(Collection entries)
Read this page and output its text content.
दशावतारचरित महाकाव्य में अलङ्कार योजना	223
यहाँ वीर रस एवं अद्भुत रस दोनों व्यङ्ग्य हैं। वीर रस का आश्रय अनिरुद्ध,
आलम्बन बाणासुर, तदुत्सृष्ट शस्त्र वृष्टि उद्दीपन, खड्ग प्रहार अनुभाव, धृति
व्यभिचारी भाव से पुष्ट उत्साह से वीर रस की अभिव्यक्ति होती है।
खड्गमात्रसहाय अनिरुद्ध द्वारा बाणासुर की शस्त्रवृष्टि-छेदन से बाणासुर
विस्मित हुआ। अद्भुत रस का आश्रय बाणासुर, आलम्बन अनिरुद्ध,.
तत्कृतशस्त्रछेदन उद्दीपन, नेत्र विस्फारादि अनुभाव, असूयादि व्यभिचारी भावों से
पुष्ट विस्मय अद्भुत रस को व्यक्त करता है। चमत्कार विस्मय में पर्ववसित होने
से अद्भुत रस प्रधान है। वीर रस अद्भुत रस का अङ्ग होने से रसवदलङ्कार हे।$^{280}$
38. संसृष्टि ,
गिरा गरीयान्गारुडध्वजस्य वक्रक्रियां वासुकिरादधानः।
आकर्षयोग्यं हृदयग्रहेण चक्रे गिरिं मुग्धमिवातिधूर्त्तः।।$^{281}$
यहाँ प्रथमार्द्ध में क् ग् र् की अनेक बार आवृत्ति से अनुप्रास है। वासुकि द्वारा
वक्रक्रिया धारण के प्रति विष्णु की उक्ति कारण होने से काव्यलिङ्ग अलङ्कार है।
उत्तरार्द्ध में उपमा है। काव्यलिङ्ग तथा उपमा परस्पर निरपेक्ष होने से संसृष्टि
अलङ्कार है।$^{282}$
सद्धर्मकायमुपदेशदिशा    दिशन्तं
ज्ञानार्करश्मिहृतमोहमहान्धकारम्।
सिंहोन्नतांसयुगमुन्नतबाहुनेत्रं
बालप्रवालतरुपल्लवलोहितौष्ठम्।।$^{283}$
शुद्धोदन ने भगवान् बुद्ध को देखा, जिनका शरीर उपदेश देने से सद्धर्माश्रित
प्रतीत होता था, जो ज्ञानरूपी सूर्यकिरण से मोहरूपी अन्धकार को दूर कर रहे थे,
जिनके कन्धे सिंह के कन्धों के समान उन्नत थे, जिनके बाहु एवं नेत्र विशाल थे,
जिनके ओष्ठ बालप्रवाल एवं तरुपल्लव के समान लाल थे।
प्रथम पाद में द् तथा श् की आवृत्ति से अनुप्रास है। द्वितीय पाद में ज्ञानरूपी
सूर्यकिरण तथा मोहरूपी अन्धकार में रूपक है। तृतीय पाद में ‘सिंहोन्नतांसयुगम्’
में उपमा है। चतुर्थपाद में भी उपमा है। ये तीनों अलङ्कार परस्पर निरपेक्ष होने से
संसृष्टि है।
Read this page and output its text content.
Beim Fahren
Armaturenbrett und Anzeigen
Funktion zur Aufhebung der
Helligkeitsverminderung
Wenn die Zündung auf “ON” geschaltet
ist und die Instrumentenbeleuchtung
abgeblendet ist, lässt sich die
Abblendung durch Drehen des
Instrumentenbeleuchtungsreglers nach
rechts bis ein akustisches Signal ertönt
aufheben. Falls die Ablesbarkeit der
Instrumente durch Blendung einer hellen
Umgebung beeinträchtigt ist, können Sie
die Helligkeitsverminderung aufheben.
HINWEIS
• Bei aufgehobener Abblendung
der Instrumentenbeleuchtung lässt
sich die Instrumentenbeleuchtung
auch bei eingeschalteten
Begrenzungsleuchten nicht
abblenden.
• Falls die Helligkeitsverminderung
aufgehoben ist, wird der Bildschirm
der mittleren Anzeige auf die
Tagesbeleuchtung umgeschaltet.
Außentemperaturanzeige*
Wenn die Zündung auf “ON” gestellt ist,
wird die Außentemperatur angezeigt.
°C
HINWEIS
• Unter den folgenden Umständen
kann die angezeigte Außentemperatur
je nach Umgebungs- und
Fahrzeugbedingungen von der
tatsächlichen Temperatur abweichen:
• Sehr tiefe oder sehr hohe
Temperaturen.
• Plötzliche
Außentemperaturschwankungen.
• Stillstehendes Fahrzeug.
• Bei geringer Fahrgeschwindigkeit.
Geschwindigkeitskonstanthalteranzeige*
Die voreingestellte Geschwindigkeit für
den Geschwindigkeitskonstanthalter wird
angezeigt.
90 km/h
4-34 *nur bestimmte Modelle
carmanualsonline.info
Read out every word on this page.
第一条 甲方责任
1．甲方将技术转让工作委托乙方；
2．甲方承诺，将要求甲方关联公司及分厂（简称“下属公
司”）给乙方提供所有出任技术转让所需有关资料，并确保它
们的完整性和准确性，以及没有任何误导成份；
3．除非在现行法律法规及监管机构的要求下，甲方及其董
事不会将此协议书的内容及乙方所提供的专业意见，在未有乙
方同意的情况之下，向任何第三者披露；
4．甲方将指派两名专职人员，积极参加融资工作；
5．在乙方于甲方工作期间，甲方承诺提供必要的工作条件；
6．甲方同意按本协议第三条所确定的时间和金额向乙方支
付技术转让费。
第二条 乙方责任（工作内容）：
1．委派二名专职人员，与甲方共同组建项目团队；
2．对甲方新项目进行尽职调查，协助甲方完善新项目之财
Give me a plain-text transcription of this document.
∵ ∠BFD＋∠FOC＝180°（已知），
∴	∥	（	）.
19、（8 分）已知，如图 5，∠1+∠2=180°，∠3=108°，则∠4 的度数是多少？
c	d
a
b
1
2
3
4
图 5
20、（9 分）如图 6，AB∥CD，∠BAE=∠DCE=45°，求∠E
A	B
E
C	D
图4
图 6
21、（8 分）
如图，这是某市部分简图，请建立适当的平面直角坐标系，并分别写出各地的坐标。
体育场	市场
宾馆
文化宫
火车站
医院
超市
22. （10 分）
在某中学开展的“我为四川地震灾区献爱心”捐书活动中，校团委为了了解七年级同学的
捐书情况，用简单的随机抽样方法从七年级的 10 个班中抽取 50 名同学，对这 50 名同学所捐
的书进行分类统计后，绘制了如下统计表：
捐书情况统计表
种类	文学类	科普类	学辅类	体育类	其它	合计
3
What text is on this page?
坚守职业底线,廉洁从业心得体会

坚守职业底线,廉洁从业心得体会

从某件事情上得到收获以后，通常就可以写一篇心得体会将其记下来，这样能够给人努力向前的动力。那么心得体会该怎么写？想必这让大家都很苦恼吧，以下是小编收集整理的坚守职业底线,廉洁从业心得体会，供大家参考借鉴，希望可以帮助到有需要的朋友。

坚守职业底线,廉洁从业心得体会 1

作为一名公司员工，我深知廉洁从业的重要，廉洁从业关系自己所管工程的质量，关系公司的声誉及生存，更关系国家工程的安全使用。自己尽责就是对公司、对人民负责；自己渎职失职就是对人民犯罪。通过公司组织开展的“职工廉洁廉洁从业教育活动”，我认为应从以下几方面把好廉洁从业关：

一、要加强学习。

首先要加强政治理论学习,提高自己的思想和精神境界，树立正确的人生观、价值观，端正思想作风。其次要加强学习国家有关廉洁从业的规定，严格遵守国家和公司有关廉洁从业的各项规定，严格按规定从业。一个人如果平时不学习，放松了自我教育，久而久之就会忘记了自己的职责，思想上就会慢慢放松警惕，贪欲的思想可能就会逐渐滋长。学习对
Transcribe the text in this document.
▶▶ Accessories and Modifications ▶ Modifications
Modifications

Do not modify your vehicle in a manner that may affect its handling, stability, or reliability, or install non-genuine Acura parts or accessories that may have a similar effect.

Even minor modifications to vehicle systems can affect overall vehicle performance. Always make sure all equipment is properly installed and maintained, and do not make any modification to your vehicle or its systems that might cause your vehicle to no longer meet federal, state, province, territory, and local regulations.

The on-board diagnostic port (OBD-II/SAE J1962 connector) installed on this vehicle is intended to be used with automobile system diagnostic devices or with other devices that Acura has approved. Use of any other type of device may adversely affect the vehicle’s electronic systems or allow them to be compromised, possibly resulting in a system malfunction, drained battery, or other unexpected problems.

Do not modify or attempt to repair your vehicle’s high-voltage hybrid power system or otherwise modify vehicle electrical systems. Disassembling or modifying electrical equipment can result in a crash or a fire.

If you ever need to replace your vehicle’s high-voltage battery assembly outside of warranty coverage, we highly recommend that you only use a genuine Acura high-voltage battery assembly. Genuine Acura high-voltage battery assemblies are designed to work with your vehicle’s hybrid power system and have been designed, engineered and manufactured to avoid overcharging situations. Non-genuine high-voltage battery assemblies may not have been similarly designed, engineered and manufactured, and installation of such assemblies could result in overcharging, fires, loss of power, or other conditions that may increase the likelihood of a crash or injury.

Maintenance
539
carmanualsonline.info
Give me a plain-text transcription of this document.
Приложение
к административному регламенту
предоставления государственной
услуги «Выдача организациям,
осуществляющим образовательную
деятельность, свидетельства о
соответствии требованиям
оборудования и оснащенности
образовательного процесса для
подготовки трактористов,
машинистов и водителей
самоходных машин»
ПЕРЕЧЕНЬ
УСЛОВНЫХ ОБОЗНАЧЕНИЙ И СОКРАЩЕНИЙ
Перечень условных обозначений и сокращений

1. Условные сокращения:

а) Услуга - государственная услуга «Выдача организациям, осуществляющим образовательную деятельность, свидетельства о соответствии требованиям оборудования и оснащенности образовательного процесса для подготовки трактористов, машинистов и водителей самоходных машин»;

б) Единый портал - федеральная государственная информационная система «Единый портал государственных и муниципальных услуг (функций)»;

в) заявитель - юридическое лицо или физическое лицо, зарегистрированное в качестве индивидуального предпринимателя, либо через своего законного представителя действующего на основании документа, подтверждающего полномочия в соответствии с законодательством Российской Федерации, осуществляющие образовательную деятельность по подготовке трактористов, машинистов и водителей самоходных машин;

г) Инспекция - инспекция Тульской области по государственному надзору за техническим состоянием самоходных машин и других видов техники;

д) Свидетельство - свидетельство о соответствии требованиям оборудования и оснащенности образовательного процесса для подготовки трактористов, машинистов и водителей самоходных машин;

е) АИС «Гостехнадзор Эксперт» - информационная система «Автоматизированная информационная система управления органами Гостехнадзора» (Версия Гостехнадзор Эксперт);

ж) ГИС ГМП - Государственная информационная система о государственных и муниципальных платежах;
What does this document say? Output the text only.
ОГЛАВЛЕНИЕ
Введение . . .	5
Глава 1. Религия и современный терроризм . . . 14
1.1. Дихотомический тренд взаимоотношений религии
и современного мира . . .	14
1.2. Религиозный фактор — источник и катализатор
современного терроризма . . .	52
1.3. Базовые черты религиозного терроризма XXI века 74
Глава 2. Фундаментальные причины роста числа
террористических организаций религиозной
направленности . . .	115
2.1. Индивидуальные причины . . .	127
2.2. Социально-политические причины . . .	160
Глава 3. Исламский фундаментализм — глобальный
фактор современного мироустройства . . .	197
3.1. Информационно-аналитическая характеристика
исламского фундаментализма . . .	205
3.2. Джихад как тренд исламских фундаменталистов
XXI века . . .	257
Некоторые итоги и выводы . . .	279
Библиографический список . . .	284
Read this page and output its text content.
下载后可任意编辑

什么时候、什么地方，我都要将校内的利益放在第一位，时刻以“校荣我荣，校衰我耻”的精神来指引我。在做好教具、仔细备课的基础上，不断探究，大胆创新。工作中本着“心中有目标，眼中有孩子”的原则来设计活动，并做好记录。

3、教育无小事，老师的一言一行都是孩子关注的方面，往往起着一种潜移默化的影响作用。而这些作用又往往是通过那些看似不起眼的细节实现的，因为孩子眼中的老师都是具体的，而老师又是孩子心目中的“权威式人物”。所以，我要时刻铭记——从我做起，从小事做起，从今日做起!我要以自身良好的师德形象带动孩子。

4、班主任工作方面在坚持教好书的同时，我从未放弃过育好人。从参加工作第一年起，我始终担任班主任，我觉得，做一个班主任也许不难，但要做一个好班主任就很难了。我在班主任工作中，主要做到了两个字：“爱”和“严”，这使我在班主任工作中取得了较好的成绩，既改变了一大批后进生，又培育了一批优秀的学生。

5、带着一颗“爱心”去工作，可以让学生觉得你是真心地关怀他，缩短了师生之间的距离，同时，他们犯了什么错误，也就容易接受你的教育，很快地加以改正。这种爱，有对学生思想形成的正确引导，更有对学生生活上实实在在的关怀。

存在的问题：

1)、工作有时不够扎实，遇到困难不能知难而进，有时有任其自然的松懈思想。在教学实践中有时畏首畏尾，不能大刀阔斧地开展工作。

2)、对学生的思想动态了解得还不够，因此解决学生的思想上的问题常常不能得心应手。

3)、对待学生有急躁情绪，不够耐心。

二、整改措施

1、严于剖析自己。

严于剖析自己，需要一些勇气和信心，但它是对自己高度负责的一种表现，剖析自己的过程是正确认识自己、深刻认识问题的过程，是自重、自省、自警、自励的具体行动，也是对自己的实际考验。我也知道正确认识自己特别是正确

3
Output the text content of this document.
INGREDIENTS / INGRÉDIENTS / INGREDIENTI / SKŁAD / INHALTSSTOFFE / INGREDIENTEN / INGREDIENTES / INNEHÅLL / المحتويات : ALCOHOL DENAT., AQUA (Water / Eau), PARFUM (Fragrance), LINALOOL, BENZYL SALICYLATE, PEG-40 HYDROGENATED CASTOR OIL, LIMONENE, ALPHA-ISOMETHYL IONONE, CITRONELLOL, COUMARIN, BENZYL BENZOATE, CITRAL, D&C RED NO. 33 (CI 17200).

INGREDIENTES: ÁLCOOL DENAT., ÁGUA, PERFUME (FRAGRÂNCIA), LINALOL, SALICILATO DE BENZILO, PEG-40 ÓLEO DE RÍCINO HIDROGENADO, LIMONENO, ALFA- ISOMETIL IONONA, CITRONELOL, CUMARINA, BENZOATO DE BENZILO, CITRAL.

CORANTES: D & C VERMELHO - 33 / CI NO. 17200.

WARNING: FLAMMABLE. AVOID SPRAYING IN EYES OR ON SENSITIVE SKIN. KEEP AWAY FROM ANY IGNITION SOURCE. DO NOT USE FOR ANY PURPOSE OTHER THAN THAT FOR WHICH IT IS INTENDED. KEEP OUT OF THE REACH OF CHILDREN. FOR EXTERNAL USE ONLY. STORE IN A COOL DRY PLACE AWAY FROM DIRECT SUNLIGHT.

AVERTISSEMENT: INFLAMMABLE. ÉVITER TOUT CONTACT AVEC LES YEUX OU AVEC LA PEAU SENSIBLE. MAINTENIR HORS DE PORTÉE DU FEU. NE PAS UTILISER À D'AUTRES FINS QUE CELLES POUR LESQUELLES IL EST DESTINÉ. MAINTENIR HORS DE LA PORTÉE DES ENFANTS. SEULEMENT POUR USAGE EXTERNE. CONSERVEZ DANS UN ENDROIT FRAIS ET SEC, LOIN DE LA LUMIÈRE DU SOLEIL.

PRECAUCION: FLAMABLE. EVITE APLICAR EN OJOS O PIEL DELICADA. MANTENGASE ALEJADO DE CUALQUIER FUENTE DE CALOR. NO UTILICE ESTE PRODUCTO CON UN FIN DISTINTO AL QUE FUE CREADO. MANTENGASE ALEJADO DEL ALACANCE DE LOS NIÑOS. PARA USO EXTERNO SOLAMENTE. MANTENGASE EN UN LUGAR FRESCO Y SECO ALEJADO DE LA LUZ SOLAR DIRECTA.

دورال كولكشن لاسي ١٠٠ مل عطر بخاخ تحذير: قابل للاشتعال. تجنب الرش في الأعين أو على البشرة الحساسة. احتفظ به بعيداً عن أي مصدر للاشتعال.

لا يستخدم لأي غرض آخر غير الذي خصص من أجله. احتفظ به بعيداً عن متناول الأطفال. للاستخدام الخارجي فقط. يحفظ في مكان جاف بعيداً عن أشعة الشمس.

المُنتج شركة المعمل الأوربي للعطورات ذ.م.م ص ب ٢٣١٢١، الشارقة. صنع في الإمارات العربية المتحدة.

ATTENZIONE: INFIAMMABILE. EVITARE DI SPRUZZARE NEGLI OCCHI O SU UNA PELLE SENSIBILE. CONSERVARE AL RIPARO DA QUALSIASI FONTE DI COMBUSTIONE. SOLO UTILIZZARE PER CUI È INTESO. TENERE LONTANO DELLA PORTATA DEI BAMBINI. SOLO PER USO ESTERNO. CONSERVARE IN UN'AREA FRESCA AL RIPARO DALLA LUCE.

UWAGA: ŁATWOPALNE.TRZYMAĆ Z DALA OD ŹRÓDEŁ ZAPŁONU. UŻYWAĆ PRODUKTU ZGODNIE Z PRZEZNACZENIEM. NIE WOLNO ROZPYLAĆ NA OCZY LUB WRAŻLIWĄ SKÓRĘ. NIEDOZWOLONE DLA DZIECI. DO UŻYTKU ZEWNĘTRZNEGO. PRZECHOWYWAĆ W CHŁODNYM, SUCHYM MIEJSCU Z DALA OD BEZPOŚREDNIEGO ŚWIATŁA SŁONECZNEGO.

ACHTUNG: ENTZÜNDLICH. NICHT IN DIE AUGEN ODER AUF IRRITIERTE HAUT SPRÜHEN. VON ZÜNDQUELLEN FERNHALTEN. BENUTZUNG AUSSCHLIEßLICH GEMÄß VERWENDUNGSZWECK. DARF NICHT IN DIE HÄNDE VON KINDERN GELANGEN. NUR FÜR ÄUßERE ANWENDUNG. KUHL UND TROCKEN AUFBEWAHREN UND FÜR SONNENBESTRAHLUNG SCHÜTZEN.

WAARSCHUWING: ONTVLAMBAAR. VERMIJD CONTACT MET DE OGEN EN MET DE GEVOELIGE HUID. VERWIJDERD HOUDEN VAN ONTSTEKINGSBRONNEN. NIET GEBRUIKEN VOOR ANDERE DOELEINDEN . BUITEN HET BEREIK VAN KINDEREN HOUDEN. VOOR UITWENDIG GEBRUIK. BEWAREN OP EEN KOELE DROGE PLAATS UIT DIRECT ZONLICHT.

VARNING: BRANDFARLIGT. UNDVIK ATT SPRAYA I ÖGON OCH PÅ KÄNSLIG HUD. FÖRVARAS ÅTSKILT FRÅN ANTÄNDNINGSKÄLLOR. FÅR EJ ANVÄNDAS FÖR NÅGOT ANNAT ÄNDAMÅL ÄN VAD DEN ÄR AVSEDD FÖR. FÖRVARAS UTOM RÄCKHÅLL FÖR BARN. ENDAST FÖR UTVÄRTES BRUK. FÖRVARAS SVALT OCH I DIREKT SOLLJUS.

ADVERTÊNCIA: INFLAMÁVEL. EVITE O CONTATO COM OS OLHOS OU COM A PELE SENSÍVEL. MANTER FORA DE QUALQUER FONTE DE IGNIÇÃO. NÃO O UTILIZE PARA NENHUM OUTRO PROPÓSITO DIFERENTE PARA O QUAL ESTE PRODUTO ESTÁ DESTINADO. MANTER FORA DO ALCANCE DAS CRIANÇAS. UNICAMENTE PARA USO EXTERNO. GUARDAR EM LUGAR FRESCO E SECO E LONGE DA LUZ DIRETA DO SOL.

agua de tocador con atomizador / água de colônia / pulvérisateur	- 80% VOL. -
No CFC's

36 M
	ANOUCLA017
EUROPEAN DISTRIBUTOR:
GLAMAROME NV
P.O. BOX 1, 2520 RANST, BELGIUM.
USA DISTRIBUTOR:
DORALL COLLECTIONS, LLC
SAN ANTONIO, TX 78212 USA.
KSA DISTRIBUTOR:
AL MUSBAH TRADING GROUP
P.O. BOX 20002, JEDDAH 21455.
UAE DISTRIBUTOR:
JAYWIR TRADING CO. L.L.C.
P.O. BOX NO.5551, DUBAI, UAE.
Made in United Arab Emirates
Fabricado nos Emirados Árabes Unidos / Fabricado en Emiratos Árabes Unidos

◆ The problem ◆
Your task is to list each line of the records with the word "احتفظ".

◆ Answer for this exercise ◆
دورال كولكشن لاسي ١٠٠ مل عطر بخاخ تحذير: قابل للاشتعال. تجنب الرش في الأعين أو على البشرة الحساسة. احتفظ به بعيداً عن أي مصدر للاشتعال.
لا يستخدم لأي غرض آخر غير الذي خصص من أجله. احتفظ به بعيداً عن متناول الأطفال. للاستخدام الخارجي فقط. يحفظ في مكان جاف بعيداً عن أشعة الشمس.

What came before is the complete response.